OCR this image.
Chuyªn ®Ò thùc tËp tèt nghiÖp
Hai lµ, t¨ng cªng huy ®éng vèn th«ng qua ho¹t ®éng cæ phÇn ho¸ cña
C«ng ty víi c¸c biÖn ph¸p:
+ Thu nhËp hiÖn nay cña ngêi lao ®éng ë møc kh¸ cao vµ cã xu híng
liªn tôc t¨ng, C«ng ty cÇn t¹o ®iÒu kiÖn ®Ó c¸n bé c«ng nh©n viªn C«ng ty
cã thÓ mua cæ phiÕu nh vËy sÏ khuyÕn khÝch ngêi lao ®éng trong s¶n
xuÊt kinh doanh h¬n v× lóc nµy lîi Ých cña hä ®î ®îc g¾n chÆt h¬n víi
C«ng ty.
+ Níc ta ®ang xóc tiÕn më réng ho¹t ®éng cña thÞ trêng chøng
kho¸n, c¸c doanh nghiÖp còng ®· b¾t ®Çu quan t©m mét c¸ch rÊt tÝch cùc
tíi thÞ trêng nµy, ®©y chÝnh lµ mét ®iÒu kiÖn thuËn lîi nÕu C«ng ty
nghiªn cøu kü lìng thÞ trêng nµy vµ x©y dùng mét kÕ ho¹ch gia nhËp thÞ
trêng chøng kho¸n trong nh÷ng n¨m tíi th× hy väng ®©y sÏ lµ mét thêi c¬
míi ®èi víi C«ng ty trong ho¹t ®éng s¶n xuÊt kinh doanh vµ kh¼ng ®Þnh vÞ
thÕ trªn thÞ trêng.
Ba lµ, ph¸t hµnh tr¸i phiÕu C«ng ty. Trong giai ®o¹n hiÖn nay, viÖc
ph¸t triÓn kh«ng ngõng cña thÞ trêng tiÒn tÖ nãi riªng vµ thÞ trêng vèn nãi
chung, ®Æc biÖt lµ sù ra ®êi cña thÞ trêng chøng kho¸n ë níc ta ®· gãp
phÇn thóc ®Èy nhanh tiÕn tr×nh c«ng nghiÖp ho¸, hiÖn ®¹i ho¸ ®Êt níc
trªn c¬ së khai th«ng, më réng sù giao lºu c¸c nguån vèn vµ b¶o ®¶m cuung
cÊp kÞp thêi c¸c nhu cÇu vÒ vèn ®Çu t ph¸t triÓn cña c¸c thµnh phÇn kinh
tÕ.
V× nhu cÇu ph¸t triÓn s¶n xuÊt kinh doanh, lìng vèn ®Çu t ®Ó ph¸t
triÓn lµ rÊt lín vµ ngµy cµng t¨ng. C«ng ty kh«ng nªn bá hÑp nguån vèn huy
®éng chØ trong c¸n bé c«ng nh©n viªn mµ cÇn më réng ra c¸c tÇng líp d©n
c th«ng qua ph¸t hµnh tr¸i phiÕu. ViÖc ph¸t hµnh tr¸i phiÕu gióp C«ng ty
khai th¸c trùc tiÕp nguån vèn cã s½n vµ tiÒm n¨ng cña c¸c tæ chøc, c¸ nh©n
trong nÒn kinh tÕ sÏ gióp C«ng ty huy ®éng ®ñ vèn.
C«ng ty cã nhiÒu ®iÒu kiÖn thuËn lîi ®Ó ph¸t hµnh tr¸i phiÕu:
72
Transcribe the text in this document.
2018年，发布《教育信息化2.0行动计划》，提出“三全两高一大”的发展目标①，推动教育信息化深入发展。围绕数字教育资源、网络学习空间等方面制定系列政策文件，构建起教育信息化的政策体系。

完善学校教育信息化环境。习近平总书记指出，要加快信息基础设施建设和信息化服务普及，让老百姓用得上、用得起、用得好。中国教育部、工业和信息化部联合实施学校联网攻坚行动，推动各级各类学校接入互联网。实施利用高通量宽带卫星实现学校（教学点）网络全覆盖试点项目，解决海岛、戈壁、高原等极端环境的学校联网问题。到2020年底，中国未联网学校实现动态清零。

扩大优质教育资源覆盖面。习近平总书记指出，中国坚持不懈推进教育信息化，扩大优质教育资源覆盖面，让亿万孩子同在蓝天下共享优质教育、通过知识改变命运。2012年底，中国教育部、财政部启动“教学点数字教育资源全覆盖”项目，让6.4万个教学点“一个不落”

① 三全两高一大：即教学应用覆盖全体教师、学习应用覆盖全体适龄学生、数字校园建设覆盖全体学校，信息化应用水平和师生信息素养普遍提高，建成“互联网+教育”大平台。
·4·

________________________

Copy out each record exactly as given, omitting none.

--- EXERCISE OUTPUT ---
OCR this image.
Chuyªn ®Ò thùc tËp tèt nghiÖp
Hai lµ, t¨ng cªng huy ®éng vèn th«ng qua ho¹t ®éng cæ phÇn ho¸ cña
C«ng ty víi c¸c biÖn ph¸p:
+ Thu nhËp hiÖn nay cña ngêi lao ®éng ë møc kh¸ cao vµ cã xu híng
liªn tôc t¨ng, C«ng ty cÇn t¹o ®iÒu kiÖn ®Ó c¸n bé c«ng nh©n viªn C«ng ty
cã thÓ mua cæ phiÕu nh vËy sÏ khuyÕn khÝch ngêi lao ®éng trong s¶n
xuÊt kinh doanh h¬n v× lóc nµy lîi Ých cña hä ®î ®îc g¾n chÆt h¬n víi
C«ng ty.
+ Níc ta ®ang xóc tiÕn më réng ho¹t ®éng cña thÞ trêng chøng
kho¸n, c¸c doanh nghiÖp còng ®· b¾t ®Çu quan t©m mét c¸ch rÊt tÝch cùc
tíi thÞ trêng nµy, ®©y chÝnh lµ mét ®iÒu kiÖn thuËn lîi nÕu C«ng ty
nghiªn cøu kü lìng thÞ trêng nµy vµ x©y dùng mét kÕ ho¹ch gia nhËp thÞ
trêng chøng kho¸n trong nh÷ng n¨m tíi th× hy väng ®©y sÏ lµ mét thêi c¬
míi ®èi víi C«ng ty trong ho¹t ®éng s¶n xuÊt kinh doanh vµ kh¼ng ®Þnh vÞ
thÕ trªn thÞ trêng.
Ba lµ, ph¸t hµnh tr¸i phiÕu C«ng ty. Trong giai ®o¹n hiÖn nay, viÖc
ph¸t triÓn kh«ng ngõng cña thÞ trêng tiÒn tÖ nãi riªng vµ thÞ trêng vèn nãi
chung, ®Æc biÖt lµ sù ra ®êi cña thÞ trêng chøng kho¸n ë níc ta ®· gãp
phÇn thóc ®Èy nhanh tiÕn tr×nh c«ng nghiÖp ho¸, hiÖn ®¹i ho¸ ®Êt níc
trªn c¬ së khai th«ng, më réng sù giao lºu c¸c nguån vèn vµ b¶o ®¶m cuung
cÊp kÞp thêi c¸c nhu cÇu vÒ vèn ®Çu t ph¸t triÓn cña c¸c thµnh phÇn kinh
tÕ.
V× nhu cÇu ph¸t triÓn s¶n xuÊt kinh doanh, lìng vèn ®Çu t ®Ó ph¸t
triÓn lµ rÊt lín vµ ngµy cµng t¨ng. C«ng ty kh«ng nªn bá hÑp nguån vèn huy
®éng chØ trong c¸n bé c«ng nh©n viªn mµ cÇn më réng ra c¸c tÇng líp d©n
c th«ng qua ph¸t hµnh tr¸i phiÕu. ViÖc ph¸t hµnh tr¸i phiÕu gióp C«ng ty
khai th¸c trùc tiÕp nguån vèn cã s½n vµ tiÒm n¨ng cña c¸c tæ chøc, c¸ nh©n
trong nÒn kinh tÕ sÏ gióp C«ng ty huy ®éng ®ñ vèn.
C«ng ty cã nhiÒu ®iÒu kiÖn thuËn lîi ®Ó ph¸t hµnh tr¸i phiÕu:
72
Transcribe the text in this document.
2018年，发布《教育信息化2.0行动计划》，提出“三全两高一大”的发展目标①，推动教育信息化深入发展。围绕数字教育资源、网络学习空间等方面制定系列政策文件，构建起教育信息化的政策体系。

完善学校教育信息化环境。习近平总书记指出，要加快信息基础设施建设和信息化服务普及，让老百姓用得上、用得起、用得好。中国教育部、工业和信息化部联合实施学校联网攻坚行动，推动各级各类学校接入互联网。实施利用高通量宽带卫星实现学校（教学点）网络全覆盖试点项目，解决海岛、戈壁、高原等极端环境的学校联网问题。到2020年底，中国未联网学校实现动态清零。

扩大优质教育资源覆盖面。习近平总书记指出，中国坚持不懈推进教育信息化，扩大优质教育资源覆盖面，让亿万孩子同在蓝天下共享优质教育、通过知识改变命运。2012年底，中国教育部、财政部启动“教学点数字教育资源全覆盖”项目，让6.4万个教学点“一个不落”

① 三全两高一大：即教学应用覆盖全体教师、学习应用覆盖全体适龄学生、数字校园建设覆盖全体学校，信息化应用水平和师生信息素养普遍提高，建成“互联网+教育”大平台。
·4·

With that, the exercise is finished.